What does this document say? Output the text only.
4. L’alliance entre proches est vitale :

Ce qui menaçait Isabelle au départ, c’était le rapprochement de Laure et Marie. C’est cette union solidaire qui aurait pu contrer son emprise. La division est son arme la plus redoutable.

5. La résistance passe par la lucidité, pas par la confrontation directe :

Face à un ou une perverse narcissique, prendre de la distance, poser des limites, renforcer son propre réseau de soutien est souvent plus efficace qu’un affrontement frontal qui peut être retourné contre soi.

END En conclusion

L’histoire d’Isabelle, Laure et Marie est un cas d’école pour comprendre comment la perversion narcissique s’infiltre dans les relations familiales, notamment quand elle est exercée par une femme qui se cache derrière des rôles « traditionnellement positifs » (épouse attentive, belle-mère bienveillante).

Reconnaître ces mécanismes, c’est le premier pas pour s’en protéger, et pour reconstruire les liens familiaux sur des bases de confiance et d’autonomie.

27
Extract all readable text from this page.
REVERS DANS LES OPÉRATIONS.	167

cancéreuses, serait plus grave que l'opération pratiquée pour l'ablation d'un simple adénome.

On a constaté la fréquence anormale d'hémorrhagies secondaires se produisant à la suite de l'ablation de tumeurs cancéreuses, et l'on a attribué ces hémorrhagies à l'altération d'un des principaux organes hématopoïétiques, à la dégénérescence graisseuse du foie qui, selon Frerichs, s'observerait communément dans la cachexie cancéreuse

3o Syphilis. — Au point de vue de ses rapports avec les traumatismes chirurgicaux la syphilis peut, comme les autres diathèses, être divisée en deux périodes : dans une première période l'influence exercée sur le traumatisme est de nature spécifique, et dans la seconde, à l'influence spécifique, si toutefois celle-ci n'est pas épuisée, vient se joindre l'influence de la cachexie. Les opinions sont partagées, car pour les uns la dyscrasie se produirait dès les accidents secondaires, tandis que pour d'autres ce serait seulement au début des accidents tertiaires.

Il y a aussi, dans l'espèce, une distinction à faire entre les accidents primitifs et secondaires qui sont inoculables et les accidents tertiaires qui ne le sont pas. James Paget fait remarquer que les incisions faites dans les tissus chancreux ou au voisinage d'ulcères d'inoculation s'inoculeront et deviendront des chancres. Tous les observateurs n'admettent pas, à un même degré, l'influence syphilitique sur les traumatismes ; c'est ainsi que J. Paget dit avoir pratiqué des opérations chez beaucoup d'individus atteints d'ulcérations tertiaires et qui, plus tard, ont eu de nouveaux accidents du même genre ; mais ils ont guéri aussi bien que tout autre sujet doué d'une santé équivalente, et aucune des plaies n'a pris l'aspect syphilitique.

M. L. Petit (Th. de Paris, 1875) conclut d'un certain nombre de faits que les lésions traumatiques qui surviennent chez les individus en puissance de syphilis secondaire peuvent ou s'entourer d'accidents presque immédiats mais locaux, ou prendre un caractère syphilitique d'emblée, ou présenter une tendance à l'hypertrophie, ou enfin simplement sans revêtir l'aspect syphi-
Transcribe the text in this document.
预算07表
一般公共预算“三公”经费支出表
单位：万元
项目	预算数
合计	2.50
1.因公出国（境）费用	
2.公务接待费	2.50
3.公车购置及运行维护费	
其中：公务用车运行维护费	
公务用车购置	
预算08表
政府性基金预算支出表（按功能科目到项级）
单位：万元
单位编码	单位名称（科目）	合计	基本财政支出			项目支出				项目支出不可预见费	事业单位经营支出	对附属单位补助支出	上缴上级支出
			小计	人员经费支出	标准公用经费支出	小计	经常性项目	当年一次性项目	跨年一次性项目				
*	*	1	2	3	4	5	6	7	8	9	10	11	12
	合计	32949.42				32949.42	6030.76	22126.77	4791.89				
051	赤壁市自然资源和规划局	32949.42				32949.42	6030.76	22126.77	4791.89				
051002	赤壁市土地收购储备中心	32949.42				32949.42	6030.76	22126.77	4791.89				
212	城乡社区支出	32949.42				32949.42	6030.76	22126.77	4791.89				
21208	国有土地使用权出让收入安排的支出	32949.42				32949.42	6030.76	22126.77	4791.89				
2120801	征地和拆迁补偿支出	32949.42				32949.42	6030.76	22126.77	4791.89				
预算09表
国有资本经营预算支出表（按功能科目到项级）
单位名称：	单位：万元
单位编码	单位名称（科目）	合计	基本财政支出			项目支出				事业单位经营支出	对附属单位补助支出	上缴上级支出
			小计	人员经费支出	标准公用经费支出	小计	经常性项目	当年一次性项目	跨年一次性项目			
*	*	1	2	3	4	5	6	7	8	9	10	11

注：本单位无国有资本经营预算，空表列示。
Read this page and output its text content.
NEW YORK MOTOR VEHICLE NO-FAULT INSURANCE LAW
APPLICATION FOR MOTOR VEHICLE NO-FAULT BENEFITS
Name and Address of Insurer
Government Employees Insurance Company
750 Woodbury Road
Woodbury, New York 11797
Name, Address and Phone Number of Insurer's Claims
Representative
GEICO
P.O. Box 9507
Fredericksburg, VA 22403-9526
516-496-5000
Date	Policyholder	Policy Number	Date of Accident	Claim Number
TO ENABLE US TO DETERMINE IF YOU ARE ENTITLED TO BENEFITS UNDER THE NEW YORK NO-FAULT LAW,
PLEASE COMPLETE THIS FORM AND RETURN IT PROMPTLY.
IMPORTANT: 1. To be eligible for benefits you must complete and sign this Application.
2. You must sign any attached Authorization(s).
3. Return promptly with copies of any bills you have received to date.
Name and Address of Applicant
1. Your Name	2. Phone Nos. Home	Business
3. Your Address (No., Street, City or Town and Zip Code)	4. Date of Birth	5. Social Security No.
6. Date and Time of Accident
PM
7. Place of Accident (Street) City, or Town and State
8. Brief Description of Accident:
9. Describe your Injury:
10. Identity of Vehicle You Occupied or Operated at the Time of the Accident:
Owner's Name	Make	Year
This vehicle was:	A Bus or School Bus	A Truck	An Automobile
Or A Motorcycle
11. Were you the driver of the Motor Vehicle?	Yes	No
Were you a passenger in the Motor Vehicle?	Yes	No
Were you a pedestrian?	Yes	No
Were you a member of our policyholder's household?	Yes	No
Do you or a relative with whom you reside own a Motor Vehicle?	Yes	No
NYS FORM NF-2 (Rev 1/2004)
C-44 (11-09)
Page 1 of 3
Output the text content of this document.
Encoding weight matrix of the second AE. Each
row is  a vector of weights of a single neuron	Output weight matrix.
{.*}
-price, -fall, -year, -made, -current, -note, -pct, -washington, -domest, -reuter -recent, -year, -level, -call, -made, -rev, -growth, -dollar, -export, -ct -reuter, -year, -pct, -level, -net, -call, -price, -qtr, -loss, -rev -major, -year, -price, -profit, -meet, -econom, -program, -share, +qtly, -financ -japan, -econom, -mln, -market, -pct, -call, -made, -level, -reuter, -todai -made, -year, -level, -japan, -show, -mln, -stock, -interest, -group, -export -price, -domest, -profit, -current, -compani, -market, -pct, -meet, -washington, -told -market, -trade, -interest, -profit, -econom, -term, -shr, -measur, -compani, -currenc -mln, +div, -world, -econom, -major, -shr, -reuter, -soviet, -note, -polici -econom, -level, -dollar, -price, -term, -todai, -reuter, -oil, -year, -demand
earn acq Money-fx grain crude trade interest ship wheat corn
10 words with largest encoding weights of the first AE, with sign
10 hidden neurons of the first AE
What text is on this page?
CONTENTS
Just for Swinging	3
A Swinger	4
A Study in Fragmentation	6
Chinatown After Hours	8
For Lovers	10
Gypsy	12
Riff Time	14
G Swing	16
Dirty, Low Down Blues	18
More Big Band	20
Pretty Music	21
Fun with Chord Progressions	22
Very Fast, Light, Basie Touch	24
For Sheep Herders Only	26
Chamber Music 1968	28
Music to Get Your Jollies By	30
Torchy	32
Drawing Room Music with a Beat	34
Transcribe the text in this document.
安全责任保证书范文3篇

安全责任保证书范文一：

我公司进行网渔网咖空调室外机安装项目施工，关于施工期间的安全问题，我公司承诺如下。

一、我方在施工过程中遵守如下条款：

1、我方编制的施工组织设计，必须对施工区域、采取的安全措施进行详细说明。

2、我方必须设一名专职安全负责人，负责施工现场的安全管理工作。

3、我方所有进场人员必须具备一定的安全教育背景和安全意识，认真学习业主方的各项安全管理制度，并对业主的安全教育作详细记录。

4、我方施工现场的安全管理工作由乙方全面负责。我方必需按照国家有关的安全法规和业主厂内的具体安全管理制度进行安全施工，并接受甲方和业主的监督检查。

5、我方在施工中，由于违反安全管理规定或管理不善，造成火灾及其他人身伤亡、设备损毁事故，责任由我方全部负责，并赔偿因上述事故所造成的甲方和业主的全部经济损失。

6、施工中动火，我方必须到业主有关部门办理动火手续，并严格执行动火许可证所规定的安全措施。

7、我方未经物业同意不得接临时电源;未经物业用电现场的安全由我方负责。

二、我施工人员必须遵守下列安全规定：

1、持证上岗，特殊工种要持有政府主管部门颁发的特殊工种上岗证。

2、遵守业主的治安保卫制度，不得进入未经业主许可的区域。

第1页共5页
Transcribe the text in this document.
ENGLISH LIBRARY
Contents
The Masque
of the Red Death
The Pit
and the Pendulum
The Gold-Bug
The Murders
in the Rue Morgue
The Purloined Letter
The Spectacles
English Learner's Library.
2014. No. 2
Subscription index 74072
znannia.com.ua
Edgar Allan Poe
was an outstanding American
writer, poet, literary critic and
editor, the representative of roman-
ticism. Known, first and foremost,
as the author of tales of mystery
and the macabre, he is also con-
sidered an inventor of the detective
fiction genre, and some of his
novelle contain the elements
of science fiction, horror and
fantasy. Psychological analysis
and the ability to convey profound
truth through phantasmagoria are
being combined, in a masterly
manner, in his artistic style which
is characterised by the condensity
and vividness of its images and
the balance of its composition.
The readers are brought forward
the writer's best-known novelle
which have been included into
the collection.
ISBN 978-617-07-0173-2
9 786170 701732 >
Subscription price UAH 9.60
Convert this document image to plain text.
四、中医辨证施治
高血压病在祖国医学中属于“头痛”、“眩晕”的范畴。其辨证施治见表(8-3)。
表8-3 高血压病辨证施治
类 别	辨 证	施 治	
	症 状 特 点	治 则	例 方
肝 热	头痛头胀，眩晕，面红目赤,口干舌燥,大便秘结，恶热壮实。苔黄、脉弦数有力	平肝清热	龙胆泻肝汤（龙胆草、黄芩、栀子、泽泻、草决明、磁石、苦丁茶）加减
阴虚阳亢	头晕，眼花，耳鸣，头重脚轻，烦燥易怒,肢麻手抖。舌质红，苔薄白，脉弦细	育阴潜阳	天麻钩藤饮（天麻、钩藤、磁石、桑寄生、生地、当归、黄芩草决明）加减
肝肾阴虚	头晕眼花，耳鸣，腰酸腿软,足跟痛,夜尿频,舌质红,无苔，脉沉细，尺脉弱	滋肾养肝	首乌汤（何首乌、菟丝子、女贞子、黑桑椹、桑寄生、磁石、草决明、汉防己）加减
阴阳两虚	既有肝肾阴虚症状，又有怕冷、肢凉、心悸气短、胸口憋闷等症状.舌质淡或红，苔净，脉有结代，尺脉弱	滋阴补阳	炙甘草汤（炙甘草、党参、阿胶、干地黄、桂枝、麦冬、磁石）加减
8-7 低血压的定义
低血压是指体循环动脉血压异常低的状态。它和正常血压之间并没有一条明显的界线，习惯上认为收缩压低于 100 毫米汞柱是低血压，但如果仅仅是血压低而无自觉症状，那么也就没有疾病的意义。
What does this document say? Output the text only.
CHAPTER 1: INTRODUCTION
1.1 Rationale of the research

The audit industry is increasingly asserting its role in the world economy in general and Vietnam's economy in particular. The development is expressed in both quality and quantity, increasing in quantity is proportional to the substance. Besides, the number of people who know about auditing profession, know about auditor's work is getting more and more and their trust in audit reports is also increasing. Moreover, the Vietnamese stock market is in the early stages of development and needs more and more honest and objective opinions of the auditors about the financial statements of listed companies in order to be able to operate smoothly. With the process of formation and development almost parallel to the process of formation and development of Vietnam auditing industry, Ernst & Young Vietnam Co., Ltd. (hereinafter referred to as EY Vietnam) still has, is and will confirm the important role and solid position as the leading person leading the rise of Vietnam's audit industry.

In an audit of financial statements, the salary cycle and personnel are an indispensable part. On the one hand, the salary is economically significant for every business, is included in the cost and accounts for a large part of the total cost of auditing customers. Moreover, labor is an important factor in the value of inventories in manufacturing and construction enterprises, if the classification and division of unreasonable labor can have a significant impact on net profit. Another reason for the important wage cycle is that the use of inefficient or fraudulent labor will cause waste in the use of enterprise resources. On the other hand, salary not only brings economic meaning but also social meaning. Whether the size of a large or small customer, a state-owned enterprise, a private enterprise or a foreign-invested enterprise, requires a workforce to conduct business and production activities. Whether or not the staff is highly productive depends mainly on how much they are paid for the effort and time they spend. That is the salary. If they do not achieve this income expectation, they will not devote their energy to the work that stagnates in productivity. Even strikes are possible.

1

------------

WRITTEN EXERCISE:
From the records given above, copy all lines containing "跨年一次性项目".

COMPLETE ANSWER:
			小计	人员经费支出	标准公用经费支出	小计	经常性项目	当年一次性项目	跨年一次性项目				
			小计	人员经费支出	标准公用经费支出	小计	经常性项目	当年一次性项目	跨年一次性项目			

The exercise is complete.